* _Working data_
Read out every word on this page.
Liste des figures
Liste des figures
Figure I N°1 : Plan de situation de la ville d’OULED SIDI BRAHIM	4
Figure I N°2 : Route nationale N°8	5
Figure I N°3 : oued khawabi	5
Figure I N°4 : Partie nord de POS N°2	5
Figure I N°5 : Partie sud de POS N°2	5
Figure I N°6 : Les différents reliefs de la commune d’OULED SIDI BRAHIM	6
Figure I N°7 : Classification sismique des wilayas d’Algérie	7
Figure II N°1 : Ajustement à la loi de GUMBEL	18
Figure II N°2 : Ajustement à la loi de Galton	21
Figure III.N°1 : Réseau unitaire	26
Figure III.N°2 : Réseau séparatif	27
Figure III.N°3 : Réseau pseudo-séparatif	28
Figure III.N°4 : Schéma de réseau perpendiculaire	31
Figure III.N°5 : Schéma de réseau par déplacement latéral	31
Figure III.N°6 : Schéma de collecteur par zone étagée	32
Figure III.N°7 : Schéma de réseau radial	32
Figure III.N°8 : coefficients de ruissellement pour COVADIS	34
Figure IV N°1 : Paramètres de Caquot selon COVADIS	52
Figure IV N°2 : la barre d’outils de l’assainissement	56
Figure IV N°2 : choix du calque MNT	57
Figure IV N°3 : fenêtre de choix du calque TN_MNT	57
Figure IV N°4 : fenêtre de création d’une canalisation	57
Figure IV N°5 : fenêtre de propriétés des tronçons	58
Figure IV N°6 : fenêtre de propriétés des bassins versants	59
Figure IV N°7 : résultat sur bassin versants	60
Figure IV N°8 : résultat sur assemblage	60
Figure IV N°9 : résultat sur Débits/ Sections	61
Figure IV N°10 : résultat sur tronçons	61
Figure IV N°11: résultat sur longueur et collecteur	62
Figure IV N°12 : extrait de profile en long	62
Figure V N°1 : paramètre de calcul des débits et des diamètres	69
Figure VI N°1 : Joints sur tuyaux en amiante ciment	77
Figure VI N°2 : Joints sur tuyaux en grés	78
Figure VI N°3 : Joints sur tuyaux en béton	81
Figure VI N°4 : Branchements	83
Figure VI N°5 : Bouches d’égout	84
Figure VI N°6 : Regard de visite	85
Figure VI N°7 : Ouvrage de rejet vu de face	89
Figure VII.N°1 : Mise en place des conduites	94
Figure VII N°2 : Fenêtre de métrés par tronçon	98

* _What is asked_
Transcribe the records above exactly as they appear.

* _Reply to the exercise_
Read out every word on this page.
Liste des figures
Liste des figures
Figure I N°1 : Plan de situation de la ville d’OULED SIDI BRAHIM	4
Figure I N°2 : Route nationale N°8	5
Figure I N°3 : oued khawabi	5
Figure I N°4 : Partie nord de POS N°2	5
Figure I N°5 : Partie sud de POS N°2	5
Figure I N°6 : Les différents reliefs de la commune d’OULED SIDI BRAHIM	6
Figure I N°7 : Classification sismique des wilayas d’Algérie	7
Figure II N°1 : Ajustement à la loi de GUMBEL	18
Figure II N°2 : Ajustement à la loi de Galton	21
Figure III.N°1 : Réseau unitaire	26
Figure III.N°2 : Réseau séparatif	27
Figure III.N°3 : Réseau pseudo-séparatif	28
Figure III.N°4 : Schéma de réseau perpendiculaire	31
Figure III.N°5 : Schéma de réseau par déplacement latéral	31
Figure III.N°6 : Schéma de collecteur par zone étagée	32
Figure III.N°7 : Schéma de réseau radial	32
Figure III.N°8 : coefficients de ruissellement pour COVADIS	34
Figure IV N°1 : Paramètres de Caquot selon COVADIS	52
Figure IV N°2 : la barre d’outils de l’assainissement	56
Figure IV N°2 : choix du calque MNT	57
Figure IV N°3 : fenêtre de choix du calque TN_MNT	57
Figure IV N°4 : fenêtre de création d’une canalisation	57
Figure IV N°5 : fenêtre de propriétés des tronçons	58
Figure IV N°6 : fenêtre de propriétés des bassins versants	59
Figure IV N°7 : résultat sur bassin versants	60
Figure IV N°8 : résultat sur assemblage	60
Figure IV N°9 : résultat sur Débits/ Sections	61
Figure IV N°10 : résultat sur tronçons	61
Figure IV N°11: résultat sur longueur et collecteur	62
Figure IV N°12 : extrait de profile en long	62
Figure V N°1 : paramètre de calcul des débits et des diamètres	69
Figure VI N°1 : Joints sur tuyaux en amiante ciment	77
Figure VI N°2 : Joints sur tuyaux en grés	78
Figure VI N°3 : Joints sur tuyaux en béton	81
Figure VI N°4 : Branchements	83
Figure VI N°5 : Bouches d’égout	84
Figure VI N°6 : Regard de visite	85
Figure VI N°7 : Ouvrage de rejet vu de face	89
Figure VII.N°1 : Mise en place des conduites	94
Figure VII N°2 : Fenêtre de métrés par tronçon	98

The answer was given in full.